■ **Source material**:
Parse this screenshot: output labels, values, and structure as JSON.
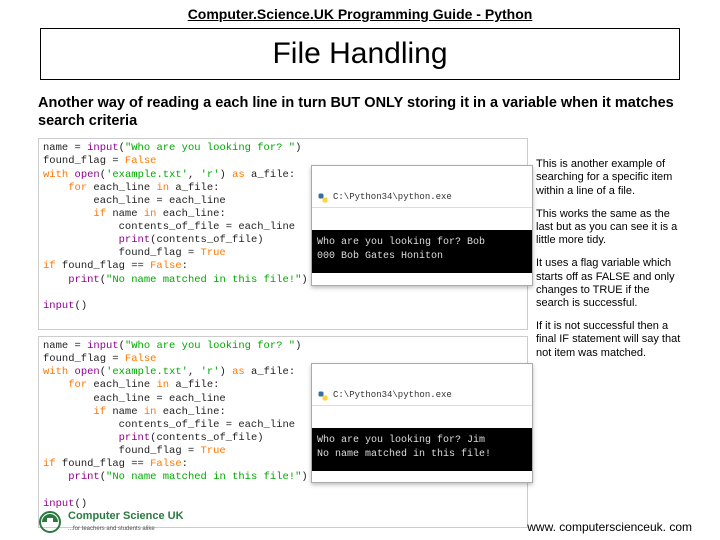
{
  "header": "Computer.Science.UK Programming Guide - Python",
  "title": "File Handling",
  "subtitle": "Another way of reading a each line in turn BUT ONLY storing it in a variable when it matches search criteria",
  "code1": {
    "l1a": "name = ",
    "l1b": "input",
    "l1c": "(",
    "l1d": "\"Who are you looking for? \"",
    "l1e": ")",
    "l2a": "found_flag = ",
    "l2b": "False",
    "l3a": "with",
    "l3b": " ",
    "l3c": "open",
    "l3d": "(",
    "l3e": "'example.txt'",
    "l3f": ", ",
    "l3g": "'r'",
    "l3h": ") ",
    "l3i": "as",
    "l3j": " a_file:",
    "l4a": "    ",
    "l4b": "for",
    "l4c": " each_line ",
    "l4d": "in",
    "l4e": " a_file:",
    "l5": "        each_line = each_line",
    "l6a": "        ",
    "l6b": "if",
    "l6c": " name ",
    "l6d": "in",
    "l6e": " each_line:",
    "l7": "            contents_of_file = each_line",
    "l8a": "            ",
    "l8b": "print",
    "l8c": "(contents_of_file)",
    "l9a": "            found_flag = ",
    "l9b": "True",
    "l10a": "if",
    "l10b": " found_flag == ",
    "l10c": "False",
    "l10d": ":",
    "l11a": "    ",
    "l11b": "print",
    "l11c": "(",
    "l11d": "\"No name matched in this file!\"",
    "l11e": ")",
    "blank": "",
    "l12a": "input",
    "l12b": "()"
  },
  "console1": {
    "path": "C:\\Python34\\python.exe",
    "text": "Who are you looking for? Bob\n000 Bob Gates Honiton"
  },
  "console2": {
    "path": "C:\\Python34\\python.exe",
    "text": "Who are you looking for? Jim\nNo name matched in this file!"
  },
  "notes": {
    "p1": "This is another example of searching for a specific item within a line of a file.",
    "p2": "This works the same as the last but as you can see it is a little more tidy.",
    "p3": "It uses a flag variable which starts off as FALSE and only changes to TRUE if the search is successful.",
    "p4": "If it is not successful then a final IF statement will say that not item was matched."
  },
  "footer": {
    "url": "www. computerscienceuk. com",
    "logo_main": "Computer Science UK",
    "logo_sub": "...for teachers and students alike"
  }
}
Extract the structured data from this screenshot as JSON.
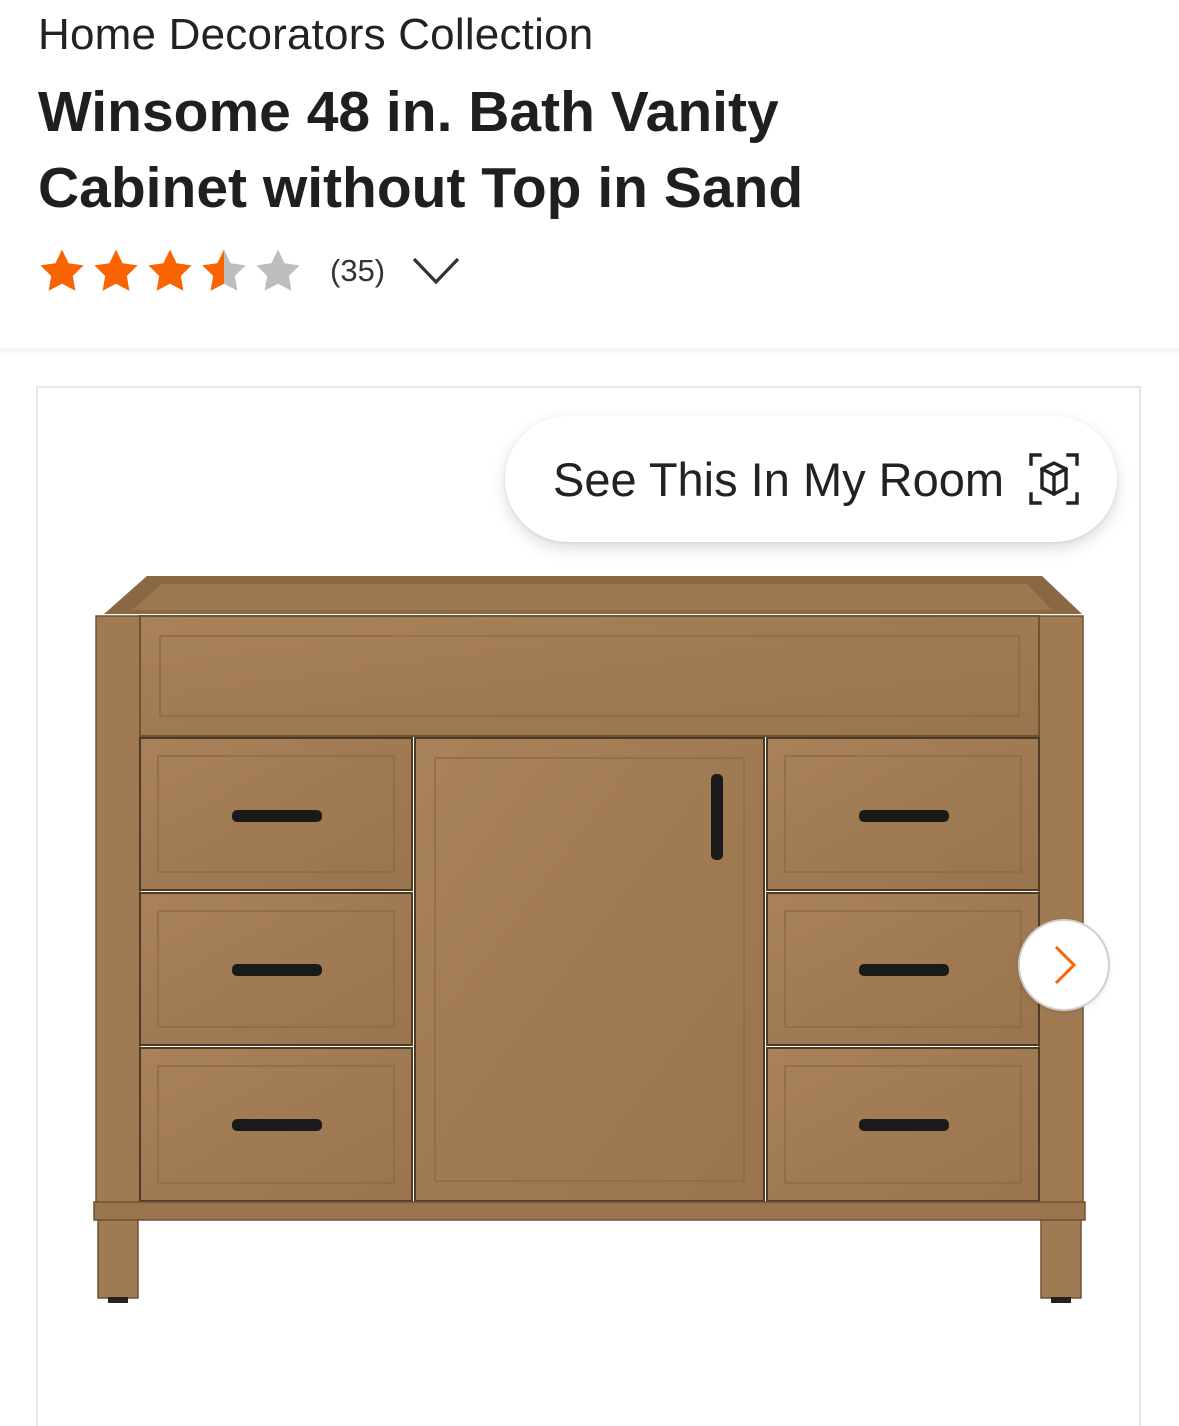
{
  "product": {
    "brand": "Home Decorators Collection",
    "title": "Winsome 48 in. Bath Vanity Cabinet without Top in Sand"
  },
  "rating": {
    "value": 3.5,
    "max": 5,
    "review_count_label": "(35)",
    "star_color": "#f96302",
    "empty_star_color": "#bdbdbd"
  },
  "media": {
    "see_in_room_label": "See This In My Room",
    "see_in_room_icon": "ar-cube-icon",
    "next_icon": "chevron-right-icon",
    "accent_color": "#f96302"
  }
}
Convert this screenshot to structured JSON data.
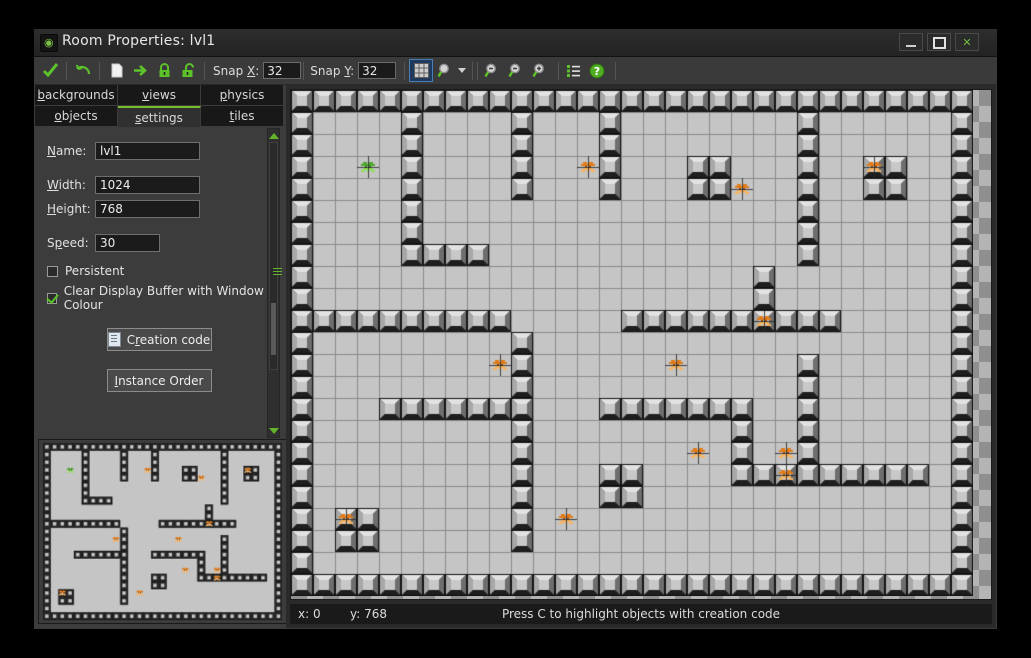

■ **Directions for this task**: Copy each line above precisely, dropping the pictures.

■ **The answer**:
Parse this screenshot: output labels, values, and structure as JSON.
{
  "header": "Computer.Science.UK Programming Guide - Python",
  "title": "File Handling",
  "subtitle": "Another way of reading a each line in turn BUT ONLY storing it in a variable when it matches search criteria",
  "code1": {
    "l1a": "name = ",
    "l1b": "input",
    "l1c": "(",
    "l1d": "\"Who are you looking for? \"",
    "l1e": ")",
    "l2a": "found_flag = ",
    "l2b": "False",
    "l3a": "with",
    "l3b": " ",
    "l3c": "open",
    "l3d": "(",
    "l3e": "'example.txt'",
    "l3f": ", ",
    "l3g": "'r'",
    "l3h": ") ",
    "l3i": "as",
    "l3j": " a_file:",
    "l4a": "    ",
    "l4b": "for",
    "l4c": " each_line ",
    "l4d": "in",
    "l4e": " a_file:",
    "l5": "        each_line = each_line",
    "l6a": "        ",
    "l6b": "if",
    "l6c": " name ",
    "l6d": "in",
    "l6e": " each_line:",
    "l7": "            contents_of_file = each_line",
    "l8a": "            ",
    "l8b": "print",
    "l8c": "(contents_of_file)",
    "l9a": "            found_flag = ",
    "l9b": "True",
    "l10a": "if",
    "l10b": " found_flag == ",
    "l10c": "False",
    "l10d": ":",
    "l11a": "    ",
    "l11b": "print",
    "l11c": "(",
    "l11d": "\"No name matched in this file!\"",
    "l11e": ")",
    "blank": "",
    "l12a": "input",
    "l12b": "()"
  },
  "console1": {
    "path": "C:\\Python34\\python.exe",
    "text": "Who are you looking for? Bob\n000 Bob Gates Honiton"
  },
  "console2": {
    "path": "C:\\Python34\\python.exe",
    "text": "Who are you looking for? Jim\nNo name matched in this file!"
  },
  "notes": {
    "p1": "This is another example of searching for a specific item within a line of a file.",
    "p2": "This works the same as the last but as you can see it is a little more tidy.",
    "p3": "It uses a flag variable which starts off as FALSE and only changes to TRUE if the search is successful.",
    "p4": "If it is not successful then a final IF statement will say that not item was matched."
  },
  "footer": {
    "url": "www. computerscienceuk. com",
    "logo_main": "Computer Science UK",
    "logo_sub": "...for teachers and students alike"
  }
}
Extract the structured data from this screenshot as JSON.
{
  "product": {
    "brand": "Home Decorators Collection",
    "title": "Winsome 48 in. Bath Vanity Cabinet without Top in Sand"
  },
  "rating": {
    "value": 3.5,
    "max": 5,
    "review_count_label": "(35)",
    "star_color": "#f96302",
    "empty_star_color": "#bdbdbd"
  },
  "media": {
    "see_in_room_label": "See This In My Room",
    "see_in_room_icon": "ar-cube-icon",
    "next_icon": "chevron-right-icon",
    "accent_color": "#f96302"
  }
}
Convert this screenshot to structured JSON data.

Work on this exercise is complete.